Collected data |

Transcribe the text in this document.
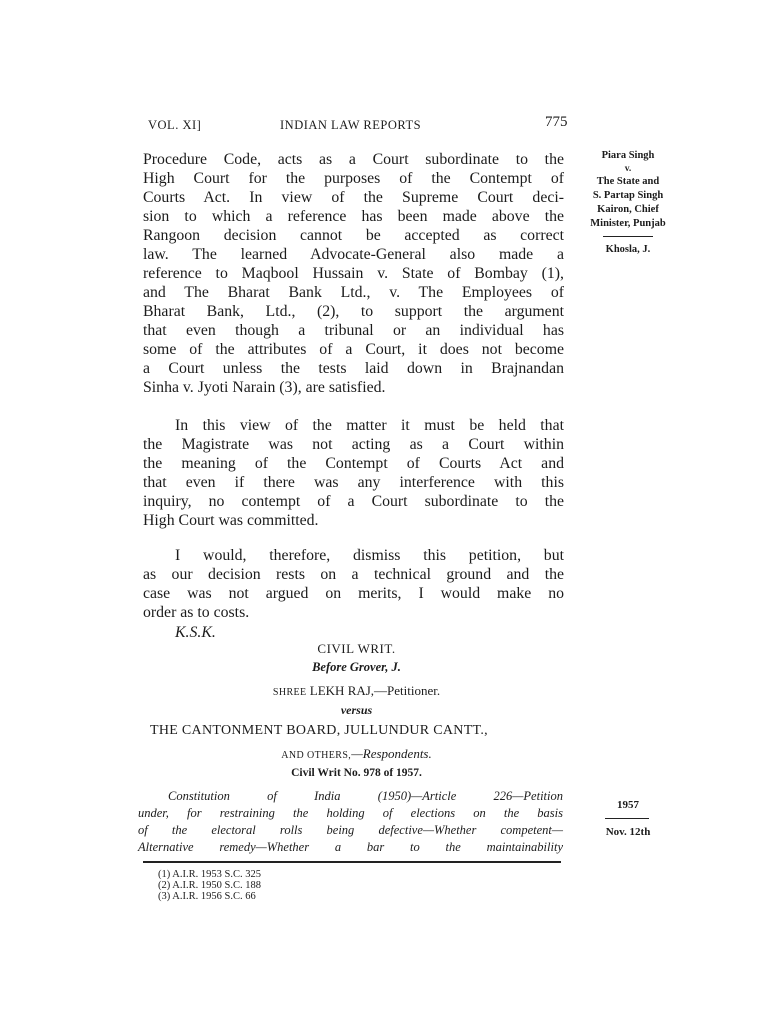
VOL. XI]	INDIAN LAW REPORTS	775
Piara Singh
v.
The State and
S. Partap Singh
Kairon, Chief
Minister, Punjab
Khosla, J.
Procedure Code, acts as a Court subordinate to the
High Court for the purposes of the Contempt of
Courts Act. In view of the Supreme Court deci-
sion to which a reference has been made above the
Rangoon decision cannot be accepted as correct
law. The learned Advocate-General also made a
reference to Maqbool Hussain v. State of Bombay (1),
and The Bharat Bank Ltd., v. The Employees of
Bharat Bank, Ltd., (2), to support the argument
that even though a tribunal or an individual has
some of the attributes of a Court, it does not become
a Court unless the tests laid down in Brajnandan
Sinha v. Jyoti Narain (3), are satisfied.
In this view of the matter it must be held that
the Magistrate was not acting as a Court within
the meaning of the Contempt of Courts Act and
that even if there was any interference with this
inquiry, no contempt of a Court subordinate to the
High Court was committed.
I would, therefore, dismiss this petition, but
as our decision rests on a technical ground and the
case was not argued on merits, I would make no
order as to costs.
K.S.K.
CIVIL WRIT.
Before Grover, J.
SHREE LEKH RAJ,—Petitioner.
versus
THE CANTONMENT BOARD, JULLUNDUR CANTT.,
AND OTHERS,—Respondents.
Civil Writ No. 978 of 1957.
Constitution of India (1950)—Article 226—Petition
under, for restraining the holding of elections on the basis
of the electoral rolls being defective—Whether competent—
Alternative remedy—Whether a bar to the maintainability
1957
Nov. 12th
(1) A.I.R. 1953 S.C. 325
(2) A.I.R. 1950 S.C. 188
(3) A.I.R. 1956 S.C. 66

---

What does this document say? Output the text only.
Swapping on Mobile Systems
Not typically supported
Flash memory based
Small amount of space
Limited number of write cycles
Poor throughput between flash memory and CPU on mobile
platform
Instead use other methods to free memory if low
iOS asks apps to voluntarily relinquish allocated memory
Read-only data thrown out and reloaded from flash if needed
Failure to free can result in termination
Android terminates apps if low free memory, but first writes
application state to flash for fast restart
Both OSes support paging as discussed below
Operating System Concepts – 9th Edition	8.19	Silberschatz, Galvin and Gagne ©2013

* * *

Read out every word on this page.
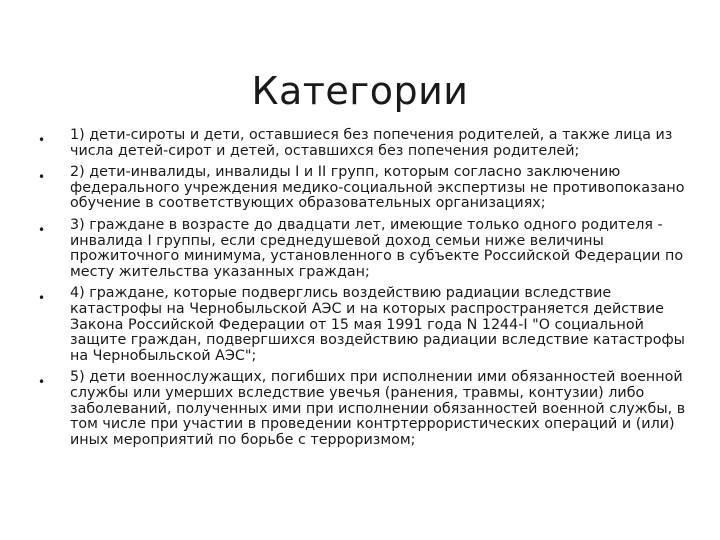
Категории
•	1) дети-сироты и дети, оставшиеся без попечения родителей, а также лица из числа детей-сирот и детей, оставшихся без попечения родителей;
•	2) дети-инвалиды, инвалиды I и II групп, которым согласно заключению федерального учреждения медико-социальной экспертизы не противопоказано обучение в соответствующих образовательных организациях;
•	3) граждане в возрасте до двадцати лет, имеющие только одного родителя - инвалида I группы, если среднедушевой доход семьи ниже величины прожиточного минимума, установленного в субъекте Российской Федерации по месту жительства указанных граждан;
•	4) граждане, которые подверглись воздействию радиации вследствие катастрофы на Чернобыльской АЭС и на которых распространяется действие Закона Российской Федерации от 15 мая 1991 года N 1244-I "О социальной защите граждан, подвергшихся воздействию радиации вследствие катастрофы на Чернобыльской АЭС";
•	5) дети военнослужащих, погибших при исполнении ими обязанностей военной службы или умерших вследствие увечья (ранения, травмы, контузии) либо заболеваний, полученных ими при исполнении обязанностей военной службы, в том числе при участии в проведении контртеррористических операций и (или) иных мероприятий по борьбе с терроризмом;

TASK OBJECTIVE |
Copy every single line of the material above that holds "Read".

THE OUTPUT |
Read-only data thrown out and reloaded from flash if needed
Read out every word on this page.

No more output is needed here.